Output each of the following items again, line for line, with no changes.

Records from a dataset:
┌────────
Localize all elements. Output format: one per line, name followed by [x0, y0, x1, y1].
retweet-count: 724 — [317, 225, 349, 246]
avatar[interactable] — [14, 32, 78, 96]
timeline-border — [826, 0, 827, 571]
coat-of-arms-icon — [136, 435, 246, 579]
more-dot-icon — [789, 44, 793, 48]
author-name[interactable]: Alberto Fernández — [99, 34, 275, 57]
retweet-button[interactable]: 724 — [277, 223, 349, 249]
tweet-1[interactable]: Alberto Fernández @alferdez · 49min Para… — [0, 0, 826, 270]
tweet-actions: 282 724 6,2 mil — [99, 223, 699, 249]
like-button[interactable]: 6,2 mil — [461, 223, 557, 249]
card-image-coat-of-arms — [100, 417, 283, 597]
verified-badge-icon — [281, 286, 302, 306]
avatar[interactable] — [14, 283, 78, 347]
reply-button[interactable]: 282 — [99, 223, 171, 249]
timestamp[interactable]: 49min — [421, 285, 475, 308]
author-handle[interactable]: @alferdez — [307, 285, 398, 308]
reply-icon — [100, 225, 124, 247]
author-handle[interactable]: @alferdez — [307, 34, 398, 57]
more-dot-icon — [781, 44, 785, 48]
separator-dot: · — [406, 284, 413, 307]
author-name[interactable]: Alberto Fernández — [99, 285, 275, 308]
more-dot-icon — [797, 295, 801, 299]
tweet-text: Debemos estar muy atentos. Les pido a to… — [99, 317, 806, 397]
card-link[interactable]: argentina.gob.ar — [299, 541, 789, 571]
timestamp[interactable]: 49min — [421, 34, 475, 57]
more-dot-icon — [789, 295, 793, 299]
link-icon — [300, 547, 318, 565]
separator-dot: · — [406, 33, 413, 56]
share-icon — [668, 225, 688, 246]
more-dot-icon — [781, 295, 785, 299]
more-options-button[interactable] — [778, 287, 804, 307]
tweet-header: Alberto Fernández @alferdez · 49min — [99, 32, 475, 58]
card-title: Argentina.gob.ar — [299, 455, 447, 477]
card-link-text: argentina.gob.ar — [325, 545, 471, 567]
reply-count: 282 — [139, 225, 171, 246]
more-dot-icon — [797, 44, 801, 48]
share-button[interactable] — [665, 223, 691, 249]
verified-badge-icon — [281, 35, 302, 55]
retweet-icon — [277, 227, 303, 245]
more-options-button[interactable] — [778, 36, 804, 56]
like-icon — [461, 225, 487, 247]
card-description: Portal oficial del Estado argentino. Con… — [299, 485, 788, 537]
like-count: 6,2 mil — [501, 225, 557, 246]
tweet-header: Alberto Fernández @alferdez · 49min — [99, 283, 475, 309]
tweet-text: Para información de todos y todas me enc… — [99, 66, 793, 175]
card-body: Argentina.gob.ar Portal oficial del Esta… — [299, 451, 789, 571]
└────────
> [The reply]
Localize all elements. Output format: one per line, name followed by [x0, y0, x1, y1].
retweet-count: 724 — [317, 225, 349, 246]
avatar[interactable] — [14, 32, 78, 96]
timeline-border — [826, 0, 827, 571]
coat-of-arms-icon — [136, 435, 246, 579]
more-dot-icon — [789, 44, 793, 48]
author-name[interactable]: Alberto Fernández — [99, 34, 275, 57]
retweet-button[interactable]: 724 — [277, 223, 349, 249]
tweet-1[interactable]: Alberto Fernández @alferdez · 49min Para… — [0, 0, 826, 270]
tweet-actions: 282 724 6,2 mil — [99, 223, 699, 249]
like-button[interactable]: 6,2 mil — [461, 223, 557, 249]
card-image-coat-of-arms — [100, 417, 283, 597]
verified-badge-icon — [281, 286, 302, 306]
avatar[interactable] — [14, 283, 78, 347]
reply-button[interactable]: 282 — [99, 223, 171, 249]
timestamp[interactable]: 49min — [421, 285, 475, 308]
author-handle[interactable]: @alferdez — [307, 285, 398, 308]
reply-icon — [100, 225, 124, 247]
author-handle[interactable]: @alferdez — [307, 34, 398, 57]
more-dot-icon — [781, 44, 785, 48]
separator-dot: · — [406, 284, 413, 307]
author-name[interactable]: Alberto Fernández — [99, 285, 275, 308]
more-dot-icon — [797, 295, 801, 299]
tweet-text: Debemos estar muy atentos. Les pido a to… — [99, 317, 806, 397]
card-link[interactable]: argentina.gob.ar — [299, 541, 789, 571]
timestamp[interactable]: 49min — [421, 34, 475, 57]
more-dot-icon — [789, 295, 793, 299]
link-icon — [300, 547, 318, 565]
separator-dot: · — [406, 33, 413, 56]
share-icon — [668, 225, 688, 246]
more-dot-icon — [781, 295, 785, 299]
more-options-button[interactable] — [778, 287, 804, 307]
tweet-header: Alberto Fernández @alferdez · 49min — [99, 32, 475, 58]
card-title: Argentina.gob.ar — [299, 455, 447, 477]
card-link-text: argentina.gob.ar — [325, 545, 471, 567]
reply-count: 282 — [139, 225, 171, 246]
more-dot-icon — [797, 44, 801, 48]
share-button[interactable] — [665, 223, 691, 249]
verified-badge-icon — [281, 35, 302, 55]
retweet-icon — [277, 227, 303, 245]
more-options-button[interactable] — [778, 36, 804, 56]
like-icon — [461, 225, 487, 247]
card-description: Portal oficial del Estado argentino. Con… — [299, 485, 788, 537]
like-count: 6,2 mil — [501, 225, 557, 246]
tweet-header: Alberto Fernández @alferdez · 49min — [99, 283, 475, 309]
tweet-text: Para información de todos y todas me enc… — [99, 66, 793, 175]
card-body: Argentina.gob.ar Portal oficial del Esta… — [299, 451, 789, 571]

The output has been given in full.